== Stated task ==
Collect from the data below each line with "this".

___ Records provided ___

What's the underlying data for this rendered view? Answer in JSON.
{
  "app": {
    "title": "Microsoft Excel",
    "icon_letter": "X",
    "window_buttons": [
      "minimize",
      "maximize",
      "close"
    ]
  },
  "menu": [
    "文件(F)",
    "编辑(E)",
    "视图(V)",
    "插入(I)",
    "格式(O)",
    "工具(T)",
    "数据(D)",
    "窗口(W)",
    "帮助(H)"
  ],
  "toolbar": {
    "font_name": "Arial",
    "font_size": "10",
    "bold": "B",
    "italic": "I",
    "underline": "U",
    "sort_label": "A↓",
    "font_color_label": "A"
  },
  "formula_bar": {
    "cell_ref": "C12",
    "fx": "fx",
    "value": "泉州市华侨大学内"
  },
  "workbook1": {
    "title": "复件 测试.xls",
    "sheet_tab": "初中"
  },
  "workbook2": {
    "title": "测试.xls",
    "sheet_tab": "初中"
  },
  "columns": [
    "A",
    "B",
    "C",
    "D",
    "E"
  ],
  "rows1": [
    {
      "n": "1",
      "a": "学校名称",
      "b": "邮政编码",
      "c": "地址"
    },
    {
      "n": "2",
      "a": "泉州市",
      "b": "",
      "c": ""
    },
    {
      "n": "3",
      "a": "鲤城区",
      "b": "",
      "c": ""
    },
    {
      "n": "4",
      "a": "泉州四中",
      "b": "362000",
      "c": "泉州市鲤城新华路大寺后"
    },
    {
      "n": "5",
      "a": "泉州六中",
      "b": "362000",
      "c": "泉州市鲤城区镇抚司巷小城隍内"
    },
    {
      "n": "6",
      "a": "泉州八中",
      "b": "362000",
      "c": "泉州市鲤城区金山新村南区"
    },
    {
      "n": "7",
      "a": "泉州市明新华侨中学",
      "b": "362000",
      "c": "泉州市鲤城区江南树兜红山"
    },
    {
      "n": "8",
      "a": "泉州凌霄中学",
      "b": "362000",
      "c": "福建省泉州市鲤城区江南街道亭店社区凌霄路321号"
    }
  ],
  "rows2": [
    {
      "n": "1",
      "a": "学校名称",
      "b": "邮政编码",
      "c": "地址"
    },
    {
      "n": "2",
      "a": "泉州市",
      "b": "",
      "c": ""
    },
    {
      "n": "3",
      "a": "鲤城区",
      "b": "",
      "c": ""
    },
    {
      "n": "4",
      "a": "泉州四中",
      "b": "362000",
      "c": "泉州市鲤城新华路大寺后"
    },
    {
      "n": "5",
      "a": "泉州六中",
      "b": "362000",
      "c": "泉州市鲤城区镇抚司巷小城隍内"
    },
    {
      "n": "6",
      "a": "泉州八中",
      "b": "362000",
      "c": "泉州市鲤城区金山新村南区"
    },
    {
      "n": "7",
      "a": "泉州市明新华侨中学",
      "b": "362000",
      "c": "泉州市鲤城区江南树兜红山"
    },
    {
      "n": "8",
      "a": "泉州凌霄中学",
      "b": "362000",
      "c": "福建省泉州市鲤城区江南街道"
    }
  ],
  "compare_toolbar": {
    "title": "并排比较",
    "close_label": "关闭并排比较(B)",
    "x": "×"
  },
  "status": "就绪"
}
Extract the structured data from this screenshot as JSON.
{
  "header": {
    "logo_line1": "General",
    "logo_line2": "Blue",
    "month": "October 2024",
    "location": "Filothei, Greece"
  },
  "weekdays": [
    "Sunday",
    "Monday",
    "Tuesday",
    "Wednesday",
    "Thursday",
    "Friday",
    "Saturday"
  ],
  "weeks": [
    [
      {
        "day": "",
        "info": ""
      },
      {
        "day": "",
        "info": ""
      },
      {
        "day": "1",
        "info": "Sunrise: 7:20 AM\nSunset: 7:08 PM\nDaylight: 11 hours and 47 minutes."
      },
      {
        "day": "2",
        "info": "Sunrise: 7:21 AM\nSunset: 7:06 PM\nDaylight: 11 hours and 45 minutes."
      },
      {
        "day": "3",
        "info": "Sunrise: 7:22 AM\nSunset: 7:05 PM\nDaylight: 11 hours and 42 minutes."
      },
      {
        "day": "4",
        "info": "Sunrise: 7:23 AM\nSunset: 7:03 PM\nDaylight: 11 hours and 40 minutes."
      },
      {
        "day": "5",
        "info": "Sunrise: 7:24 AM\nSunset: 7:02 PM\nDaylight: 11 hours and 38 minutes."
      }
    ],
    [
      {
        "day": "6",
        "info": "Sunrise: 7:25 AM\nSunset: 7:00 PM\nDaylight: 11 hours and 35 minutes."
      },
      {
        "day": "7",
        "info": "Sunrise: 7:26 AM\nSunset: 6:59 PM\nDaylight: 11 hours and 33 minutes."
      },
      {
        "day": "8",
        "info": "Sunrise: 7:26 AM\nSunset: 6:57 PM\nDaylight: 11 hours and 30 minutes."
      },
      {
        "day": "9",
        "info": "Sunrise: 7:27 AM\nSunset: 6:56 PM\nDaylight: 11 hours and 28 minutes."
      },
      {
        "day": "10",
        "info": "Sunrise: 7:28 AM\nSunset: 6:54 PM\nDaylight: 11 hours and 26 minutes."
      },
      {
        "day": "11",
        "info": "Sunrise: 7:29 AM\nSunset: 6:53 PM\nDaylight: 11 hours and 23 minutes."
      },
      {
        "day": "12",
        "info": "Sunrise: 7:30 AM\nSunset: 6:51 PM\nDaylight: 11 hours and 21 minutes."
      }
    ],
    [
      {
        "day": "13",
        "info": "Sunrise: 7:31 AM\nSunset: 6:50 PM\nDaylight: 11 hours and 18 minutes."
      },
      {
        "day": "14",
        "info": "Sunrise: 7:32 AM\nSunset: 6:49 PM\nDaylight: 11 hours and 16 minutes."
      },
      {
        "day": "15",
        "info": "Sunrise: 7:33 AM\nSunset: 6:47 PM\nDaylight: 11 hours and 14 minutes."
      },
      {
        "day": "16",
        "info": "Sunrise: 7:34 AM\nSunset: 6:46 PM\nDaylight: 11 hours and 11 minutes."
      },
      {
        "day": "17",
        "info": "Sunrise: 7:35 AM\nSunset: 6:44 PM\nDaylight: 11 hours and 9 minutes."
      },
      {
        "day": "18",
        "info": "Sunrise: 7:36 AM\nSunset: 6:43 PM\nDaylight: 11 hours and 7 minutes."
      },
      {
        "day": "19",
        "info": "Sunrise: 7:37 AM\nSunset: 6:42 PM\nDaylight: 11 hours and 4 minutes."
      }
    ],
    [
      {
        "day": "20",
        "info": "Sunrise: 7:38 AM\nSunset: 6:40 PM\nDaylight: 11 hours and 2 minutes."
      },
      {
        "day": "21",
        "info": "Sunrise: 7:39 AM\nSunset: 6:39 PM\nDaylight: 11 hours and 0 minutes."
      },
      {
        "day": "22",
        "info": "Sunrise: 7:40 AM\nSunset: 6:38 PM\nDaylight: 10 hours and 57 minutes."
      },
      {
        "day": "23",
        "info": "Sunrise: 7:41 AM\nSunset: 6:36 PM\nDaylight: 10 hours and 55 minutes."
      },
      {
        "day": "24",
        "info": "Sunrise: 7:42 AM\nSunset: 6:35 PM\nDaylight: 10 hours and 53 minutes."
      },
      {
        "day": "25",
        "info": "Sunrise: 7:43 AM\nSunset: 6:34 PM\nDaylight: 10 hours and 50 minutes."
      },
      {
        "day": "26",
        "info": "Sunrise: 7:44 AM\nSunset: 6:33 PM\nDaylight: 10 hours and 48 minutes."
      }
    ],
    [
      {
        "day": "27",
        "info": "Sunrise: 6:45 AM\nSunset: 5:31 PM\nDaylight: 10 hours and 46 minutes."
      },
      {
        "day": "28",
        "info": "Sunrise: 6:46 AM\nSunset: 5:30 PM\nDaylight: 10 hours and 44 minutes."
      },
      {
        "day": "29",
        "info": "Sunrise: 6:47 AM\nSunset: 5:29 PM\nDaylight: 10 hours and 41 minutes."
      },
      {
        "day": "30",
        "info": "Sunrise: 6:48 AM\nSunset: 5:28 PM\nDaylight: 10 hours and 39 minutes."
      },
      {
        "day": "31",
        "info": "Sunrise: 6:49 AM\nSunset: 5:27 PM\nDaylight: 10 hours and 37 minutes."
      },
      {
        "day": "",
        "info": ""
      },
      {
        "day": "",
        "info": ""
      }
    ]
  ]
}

___

== Full solution ==
What's the underlying data for this rendered view? Answer in JSON.
Extract the structured data from this screenshot as JSON.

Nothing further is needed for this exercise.